[Task inputs]
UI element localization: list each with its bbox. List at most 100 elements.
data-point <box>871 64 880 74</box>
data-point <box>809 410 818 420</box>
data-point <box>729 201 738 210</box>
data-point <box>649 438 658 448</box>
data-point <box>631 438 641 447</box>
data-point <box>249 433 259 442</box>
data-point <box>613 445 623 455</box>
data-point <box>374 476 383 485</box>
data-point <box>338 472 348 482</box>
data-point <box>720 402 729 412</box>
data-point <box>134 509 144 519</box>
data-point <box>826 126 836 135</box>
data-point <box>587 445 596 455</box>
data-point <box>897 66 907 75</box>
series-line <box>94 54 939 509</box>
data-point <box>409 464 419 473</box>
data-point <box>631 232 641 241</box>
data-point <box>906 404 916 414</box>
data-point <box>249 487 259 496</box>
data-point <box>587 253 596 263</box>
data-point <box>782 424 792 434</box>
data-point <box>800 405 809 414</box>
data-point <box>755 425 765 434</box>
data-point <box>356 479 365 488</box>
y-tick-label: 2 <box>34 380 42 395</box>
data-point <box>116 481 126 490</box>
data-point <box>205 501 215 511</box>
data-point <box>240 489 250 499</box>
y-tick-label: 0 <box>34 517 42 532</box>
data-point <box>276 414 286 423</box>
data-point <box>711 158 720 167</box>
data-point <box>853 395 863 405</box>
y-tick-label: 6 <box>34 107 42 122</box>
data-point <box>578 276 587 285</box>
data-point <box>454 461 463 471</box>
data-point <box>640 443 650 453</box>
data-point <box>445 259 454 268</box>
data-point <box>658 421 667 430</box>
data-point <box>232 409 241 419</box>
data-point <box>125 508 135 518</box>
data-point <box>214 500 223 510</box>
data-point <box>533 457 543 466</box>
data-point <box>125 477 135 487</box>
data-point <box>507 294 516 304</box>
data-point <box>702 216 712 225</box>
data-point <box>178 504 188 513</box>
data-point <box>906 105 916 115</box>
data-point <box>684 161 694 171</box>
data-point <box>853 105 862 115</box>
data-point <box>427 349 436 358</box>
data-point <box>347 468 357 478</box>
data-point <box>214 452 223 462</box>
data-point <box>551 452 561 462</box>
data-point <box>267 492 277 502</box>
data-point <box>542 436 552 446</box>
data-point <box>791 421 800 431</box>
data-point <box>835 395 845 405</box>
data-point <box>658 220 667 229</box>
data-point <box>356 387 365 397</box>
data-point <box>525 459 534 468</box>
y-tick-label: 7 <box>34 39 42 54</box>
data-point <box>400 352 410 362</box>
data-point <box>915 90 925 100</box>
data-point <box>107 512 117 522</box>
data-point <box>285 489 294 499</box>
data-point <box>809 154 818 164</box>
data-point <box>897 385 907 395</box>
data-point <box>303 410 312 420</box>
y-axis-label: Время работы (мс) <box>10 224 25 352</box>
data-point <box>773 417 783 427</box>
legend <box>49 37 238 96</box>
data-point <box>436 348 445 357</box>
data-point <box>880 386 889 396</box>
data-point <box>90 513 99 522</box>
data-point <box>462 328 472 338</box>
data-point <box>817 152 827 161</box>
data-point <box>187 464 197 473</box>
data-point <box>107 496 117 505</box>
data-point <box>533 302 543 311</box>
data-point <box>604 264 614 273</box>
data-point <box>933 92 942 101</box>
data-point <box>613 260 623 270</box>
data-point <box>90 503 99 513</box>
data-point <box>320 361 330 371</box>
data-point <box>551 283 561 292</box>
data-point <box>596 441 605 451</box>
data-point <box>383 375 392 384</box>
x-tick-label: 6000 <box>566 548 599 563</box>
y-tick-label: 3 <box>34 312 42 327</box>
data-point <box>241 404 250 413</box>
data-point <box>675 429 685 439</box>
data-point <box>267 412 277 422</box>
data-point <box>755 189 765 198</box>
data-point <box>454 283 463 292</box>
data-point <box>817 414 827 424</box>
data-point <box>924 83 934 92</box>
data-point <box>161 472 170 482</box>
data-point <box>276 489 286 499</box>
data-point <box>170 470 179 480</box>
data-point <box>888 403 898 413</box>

==

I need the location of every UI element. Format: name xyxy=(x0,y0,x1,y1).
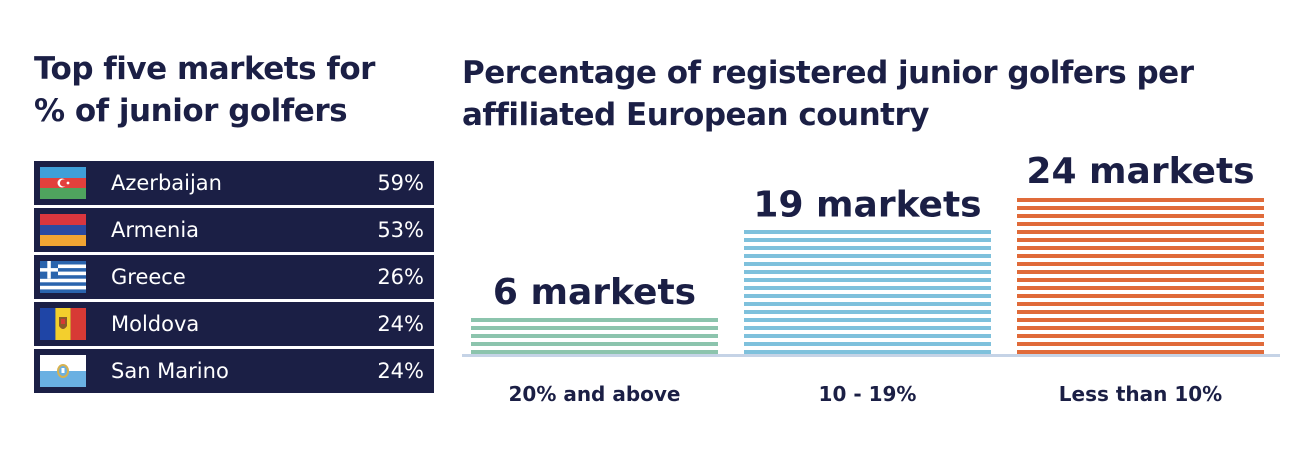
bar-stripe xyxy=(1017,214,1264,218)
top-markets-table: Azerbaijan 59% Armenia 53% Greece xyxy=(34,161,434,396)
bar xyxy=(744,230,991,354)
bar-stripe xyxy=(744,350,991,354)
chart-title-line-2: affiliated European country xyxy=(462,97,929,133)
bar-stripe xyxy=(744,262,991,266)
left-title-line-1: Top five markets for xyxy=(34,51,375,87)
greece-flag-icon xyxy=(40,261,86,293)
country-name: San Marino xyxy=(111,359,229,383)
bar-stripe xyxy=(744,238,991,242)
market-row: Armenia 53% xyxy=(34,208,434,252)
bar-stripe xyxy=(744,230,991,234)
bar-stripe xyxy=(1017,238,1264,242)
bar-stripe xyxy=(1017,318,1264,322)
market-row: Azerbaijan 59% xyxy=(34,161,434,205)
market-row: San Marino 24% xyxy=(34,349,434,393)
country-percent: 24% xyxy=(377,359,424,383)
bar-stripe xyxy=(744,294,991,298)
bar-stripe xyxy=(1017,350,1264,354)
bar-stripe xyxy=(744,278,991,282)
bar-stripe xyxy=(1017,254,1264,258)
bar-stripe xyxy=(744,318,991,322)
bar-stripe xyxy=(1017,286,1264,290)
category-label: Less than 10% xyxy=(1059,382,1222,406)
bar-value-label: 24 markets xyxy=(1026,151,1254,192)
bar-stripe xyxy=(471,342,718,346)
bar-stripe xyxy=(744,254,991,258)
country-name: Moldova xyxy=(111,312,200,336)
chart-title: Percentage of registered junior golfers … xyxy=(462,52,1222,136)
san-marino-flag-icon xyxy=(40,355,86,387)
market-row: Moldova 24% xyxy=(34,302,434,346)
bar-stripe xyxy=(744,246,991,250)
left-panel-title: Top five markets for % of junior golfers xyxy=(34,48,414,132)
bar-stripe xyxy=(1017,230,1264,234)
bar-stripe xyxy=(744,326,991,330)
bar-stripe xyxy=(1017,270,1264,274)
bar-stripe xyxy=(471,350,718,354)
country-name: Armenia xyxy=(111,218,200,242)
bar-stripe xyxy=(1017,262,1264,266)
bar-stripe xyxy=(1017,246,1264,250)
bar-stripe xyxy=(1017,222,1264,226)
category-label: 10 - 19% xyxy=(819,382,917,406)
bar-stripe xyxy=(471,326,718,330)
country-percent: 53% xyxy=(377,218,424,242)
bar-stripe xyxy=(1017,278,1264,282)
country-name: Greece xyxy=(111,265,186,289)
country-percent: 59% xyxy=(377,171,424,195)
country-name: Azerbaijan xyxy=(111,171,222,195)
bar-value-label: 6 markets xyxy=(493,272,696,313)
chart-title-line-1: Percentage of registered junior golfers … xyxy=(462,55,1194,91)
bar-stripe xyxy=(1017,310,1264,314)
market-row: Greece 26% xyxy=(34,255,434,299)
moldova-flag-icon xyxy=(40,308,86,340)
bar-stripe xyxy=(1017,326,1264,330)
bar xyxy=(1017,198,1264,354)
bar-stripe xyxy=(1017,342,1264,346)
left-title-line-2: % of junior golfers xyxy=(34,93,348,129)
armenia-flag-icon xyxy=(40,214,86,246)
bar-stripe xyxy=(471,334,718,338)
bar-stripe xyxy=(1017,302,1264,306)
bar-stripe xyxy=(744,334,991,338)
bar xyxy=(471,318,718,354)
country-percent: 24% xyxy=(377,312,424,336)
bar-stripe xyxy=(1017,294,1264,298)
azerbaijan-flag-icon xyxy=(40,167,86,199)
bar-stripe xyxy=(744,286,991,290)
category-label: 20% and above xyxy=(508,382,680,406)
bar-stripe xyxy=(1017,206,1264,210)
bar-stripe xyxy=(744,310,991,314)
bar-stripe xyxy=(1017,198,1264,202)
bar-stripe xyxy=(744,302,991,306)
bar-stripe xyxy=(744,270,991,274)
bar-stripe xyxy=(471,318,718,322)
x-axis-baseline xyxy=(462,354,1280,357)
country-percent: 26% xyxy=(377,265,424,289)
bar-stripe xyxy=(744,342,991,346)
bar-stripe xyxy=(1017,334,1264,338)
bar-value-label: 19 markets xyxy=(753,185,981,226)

==

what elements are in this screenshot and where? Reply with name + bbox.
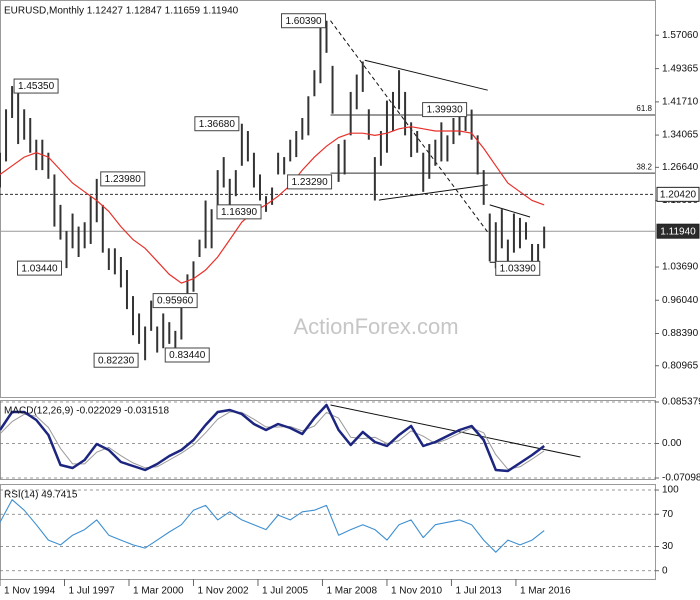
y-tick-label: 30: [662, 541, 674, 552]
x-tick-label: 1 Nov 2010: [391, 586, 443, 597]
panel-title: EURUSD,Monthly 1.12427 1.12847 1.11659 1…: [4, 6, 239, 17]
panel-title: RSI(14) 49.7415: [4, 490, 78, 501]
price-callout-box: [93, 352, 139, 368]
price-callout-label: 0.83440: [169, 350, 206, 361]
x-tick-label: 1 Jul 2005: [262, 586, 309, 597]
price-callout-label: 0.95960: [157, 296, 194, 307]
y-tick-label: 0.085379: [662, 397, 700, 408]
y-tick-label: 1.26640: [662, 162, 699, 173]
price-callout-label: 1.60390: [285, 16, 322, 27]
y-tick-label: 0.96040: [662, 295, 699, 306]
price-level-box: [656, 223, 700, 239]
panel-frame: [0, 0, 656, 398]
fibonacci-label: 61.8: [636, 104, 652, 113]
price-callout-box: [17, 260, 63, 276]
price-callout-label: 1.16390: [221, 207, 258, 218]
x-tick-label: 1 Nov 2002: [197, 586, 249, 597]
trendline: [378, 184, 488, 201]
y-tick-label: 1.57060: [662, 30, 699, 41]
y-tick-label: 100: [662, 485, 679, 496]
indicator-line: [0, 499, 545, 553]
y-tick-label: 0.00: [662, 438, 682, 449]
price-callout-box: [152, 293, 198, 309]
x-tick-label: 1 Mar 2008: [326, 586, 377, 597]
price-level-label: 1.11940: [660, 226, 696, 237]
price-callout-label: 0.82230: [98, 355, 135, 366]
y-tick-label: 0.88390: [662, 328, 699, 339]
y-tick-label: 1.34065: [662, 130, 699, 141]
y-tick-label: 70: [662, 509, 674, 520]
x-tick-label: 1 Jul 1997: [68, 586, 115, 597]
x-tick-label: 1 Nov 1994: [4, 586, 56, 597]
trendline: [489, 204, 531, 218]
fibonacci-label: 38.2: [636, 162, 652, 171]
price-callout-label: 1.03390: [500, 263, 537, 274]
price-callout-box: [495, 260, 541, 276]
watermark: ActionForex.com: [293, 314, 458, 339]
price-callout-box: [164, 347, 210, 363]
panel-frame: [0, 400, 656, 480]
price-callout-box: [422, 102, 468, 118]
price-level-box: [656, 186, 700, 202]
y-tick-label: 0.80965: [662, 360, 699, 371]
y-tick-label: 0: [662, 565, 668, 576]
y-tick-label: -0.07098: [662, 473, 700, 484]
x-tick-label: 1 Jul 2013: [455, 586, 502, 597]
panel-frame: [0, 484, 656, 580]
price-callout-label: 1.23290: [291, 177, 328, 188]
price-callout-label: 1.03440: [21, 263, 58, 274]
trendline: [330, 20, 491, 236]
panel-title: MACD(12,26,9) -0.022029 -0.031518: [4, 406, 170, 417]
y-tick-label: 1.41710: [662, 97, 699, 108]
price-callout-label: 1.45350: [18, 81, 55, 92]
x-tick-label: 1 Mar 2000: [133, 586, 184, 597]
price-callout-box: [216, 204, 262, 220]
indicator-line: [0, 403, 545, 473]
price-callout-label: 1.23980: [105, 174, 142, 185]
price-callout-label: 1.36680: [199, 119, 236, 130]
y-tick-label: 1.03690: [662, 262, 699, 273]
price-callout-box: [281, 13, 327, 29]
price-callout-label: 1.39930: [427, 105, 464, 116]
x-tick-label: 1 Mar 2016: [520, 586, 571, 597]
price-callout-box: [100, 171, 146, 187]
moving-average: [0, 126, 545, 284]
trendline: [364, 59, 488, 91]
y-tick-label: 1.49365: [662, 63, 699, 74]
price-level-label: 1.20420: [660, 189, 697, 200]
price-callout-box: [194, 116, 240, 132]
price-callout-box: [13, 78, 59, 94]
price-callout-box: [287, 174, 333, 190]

[Problem details]
Which lines in the entries above contain the word "junior"? Pick out every one of them, and treat uppercase and lowercase as different.

[Exercise output]
chart-title: Percentage of registered junior golfers … xyxy=(462,52,1222,136)
left-panel-title: Top five markets for % of junior golfers xyxy=(34,48,414,132)
chart-title-line-1: Percentage of registered junior golfers … xyxy=(462,55,1194,91)
left-title-line-2: % of junior golfers xyxy=(34,93,348,129)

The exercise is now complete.